● Given problem: Scan the lines below; pull out those with "JSON".

## BEGIN Records shown

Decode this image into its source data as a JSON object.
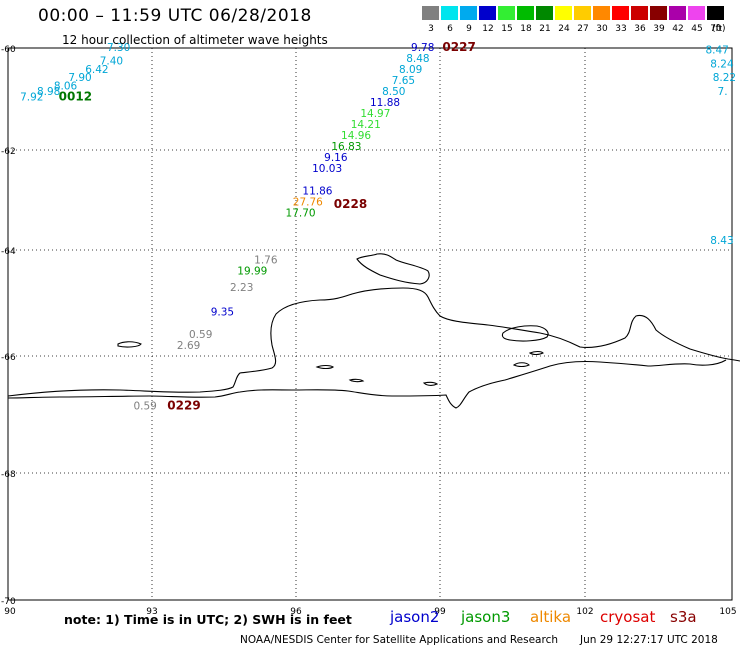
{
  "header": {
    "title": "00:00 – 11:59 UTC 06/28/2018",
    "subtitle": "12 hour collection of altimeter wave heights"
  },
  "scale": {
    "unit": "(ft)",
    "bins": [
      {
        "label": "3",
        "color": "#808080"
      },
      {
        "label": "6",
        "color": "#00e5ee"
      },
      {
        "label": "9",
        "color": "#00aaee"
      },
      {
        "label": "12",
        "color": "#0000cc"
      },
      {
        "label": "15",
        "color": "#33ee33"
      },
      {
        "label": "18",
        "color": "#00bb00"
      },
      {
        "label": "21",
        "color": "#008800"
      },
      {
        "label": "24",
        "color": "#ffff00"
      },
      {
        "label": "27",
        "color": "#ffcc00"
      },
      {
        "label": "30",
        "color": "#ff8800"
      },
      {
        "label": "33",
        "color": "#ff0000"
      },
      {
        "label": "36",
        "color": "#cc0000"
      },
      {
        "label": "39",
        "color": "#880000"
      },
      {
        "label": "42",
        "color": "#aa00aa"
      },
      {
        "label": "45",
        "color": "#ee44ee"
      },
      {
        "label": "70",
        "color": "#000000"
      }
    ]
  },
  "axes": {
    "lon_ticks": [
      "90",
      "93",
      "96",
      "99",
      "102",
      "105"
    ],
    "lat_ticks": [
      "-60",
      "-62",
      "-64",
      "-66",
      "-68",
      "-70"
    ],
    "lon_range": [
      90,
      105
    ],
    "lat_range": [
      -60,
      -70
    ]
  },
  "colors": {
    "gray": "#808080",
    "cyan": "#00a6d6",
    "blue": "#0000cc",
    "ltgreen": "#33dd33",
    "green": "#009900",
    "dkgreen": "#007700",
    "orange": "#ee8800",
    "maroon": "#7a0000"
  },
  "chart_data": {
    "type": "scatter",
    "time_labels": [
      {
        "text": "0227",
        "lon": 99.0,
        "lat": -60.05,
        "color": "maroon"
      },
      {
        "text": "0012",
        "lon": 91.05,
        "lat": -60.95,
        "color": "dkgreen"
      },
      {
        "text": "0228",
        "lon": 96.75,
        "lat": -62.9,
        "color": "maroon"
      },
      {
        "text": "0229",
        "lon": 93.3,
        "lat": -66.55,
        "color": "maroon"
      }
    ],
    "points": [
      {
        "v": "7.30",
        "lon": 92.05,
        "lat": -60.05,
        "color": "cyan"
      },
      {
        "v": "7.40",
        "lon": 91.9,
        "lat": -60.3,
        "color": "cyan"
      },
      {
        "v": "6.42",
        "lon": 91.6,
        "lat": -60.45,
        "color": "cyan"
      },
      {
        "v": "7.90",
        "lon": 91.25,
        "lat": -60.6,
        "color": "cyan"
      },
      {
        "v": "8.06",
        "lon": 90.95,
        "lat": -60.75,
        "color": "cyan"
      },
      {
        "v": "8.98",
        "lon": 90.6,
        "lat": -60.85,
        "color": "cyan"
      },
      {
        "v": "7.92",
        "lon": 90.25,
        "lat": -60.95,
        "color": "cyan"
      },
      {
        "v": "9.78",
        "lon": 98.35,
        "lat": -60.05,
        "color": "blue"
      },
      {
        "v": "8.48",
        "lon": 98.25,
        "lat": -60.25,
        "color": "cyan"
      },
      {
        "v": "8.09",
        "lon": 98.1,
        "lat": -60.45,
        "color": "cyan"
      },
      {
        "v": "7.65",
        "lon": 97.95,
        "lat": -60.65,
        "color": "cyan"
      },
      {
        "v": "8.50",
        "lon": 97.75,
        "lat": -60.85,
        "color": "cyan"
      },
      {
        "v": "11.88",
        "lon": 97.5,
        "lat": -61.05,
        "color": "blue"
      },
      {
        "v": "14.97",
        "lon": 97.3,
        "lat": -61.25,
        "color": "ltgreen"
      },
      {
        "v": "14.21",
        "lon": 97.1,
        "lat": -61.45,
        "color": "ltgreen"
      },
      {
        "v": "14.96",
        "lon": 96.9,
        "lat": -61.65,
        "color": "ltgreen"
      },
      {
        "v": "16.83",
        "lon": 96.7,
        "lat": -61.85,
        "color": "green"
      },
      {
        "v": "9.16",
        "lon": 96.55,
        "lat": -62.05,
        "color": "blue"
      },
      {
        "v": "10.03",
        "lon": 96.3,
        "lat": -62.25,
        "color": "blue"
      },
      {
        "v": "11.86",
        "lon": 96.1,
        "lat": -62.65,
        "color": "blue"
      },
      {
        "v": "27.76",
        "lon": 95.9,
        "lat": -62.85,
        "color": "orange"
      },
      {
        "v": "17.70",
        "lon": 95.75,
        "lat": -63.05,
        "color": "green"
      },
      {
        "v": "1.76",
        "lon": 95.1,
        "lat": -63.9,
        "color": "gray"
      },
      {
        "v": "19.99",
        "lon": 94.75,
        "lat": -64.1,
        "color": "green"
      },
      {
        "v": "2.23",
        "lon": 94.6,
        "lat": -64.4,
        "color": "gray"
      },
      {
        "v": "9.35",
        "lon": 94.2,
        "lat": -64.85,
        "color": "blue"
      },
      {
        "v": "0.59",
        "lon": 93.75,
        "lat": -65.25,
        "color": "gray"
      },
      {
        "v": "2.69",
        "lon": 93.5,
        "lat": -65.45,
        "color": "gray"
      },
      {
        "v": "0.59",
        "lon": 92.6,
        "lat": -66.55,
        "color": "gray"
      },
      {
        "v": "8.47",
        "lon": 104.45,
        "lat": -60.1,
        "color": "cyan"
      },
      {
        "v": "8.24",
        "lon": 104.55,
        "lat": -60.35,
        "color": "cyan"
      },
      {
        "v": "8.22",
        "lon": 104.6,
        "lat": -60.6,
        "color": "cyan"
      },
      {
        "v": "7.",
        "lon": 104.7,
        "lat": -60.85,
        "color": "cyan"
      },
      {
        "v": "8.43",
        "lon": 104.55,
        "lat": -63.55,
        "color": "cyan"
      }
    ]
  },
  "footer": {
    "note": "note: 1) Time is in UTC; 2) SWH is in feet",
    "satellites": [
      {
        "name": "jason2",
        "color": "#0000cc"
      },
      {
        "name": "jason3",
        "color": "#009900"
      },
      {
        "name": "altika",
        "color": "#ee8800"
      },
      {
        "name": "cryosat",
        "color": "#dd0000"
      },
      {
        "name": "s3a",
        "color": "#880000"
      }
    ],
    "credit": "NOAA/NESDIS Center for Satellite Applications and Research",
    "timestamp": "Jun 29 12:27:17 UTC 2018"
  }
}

## END Records shown
## BEGIN Records shown

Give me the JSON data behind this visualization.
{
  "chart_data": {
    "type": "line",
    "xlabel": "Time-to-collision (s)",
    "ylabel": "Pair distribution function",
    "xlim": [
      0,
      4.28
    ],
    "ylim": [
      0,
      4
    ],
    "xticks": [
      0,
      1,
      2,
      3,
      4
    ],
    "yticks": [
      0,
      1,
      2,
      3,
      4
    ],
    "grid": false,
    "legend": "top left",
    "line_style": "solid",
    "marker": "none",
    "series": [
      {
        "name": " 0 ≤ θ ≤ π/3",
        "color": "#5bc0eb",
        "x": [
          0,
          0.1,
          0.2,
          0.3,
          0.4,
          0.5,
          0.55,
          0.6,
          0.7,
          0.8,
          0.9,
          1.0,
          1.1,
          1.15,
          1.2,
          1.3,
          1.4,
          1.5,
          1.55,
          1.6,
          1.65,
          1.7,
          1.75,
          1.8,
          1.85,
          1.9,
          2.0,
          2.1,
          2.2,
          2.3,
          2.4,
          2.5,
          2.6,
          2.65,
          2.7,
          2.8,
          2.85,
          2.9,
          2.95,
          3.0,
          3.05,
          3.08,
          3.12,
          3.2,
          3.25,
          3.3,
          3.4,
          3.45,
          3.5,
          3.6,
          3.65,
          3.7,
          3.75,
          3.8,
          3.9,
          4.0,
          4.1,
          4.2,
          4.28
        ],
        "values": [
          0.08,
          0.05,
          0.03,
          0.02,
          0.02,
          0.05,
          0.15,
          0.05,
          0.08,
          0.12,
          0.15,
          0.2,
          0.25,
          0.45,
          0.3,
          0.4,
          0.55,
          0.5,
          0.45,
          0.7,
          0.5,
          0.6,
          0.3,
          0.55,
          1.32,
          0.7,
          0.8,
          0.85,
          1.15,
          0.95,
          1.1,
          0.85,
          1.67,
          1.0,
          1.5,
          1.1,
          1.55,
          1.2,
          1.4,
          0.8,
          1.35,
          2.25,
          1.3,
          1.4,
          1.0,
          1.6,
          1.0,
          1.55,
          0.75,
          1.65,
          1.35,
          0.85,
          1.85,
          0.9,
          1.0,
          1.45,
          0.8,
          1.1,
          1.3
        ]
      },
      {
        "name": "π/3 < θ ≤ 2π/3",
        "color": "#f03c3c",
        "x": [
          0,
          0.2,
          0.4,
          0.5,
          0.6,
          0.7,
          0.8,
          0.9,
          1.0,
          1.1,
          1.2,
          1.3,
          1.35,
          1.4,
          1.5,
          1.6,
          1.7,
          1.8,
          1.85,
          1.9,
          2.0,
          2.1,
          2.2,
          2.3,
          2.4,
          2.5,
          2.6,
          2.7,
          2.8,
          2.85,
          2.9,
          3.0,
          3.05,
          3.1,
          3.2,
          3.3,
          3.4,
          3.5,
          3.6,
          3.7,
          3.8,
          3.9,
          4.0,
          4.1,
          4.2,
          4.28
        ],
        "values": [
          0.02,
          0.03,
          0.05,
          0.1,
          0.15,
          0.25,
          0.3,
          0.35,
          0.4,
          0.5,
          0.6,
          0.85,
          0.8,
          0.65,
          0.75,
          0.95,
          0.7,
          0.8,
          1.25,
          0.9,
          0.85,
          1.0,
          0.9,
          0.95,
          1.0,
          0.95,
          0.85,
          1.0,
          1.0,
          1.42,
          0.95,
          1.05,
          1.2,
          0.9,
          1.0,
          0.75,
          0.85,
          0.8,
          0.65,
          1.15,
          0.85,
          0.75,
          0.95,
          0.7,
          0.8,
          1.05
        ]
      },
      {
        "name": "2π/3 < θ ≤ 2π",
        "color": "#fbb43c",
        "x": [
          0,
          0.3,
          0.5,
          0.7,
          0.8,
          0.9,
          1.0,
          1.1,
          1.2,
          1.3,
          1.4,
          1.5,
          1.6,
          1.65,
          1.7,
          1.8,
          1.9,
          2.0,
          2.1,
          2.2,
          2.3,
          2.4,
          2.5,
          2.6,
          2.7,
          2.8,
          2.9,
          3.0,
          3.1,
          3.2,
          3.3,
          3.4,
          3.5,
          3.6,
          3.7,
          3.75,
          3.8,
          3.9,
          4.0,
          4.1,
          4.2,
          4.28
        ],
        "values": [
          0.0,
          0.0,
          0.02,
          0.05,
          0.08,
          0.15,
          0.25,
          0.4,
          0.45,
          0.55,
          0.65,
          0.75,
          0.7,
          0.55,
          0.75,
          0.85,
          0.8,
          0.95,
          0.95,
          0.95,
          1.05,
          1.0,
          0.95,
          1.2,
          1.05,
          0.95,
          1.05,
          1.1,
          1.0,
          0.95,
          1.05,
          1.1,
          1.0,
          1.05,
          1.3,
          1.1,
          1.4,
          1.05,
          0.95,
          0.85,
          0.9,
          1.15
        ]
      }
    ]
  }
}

## END Records shown

● Right answer:
Decode this image into its source data as a JSON object.
Give me the JSON data behind this visualization.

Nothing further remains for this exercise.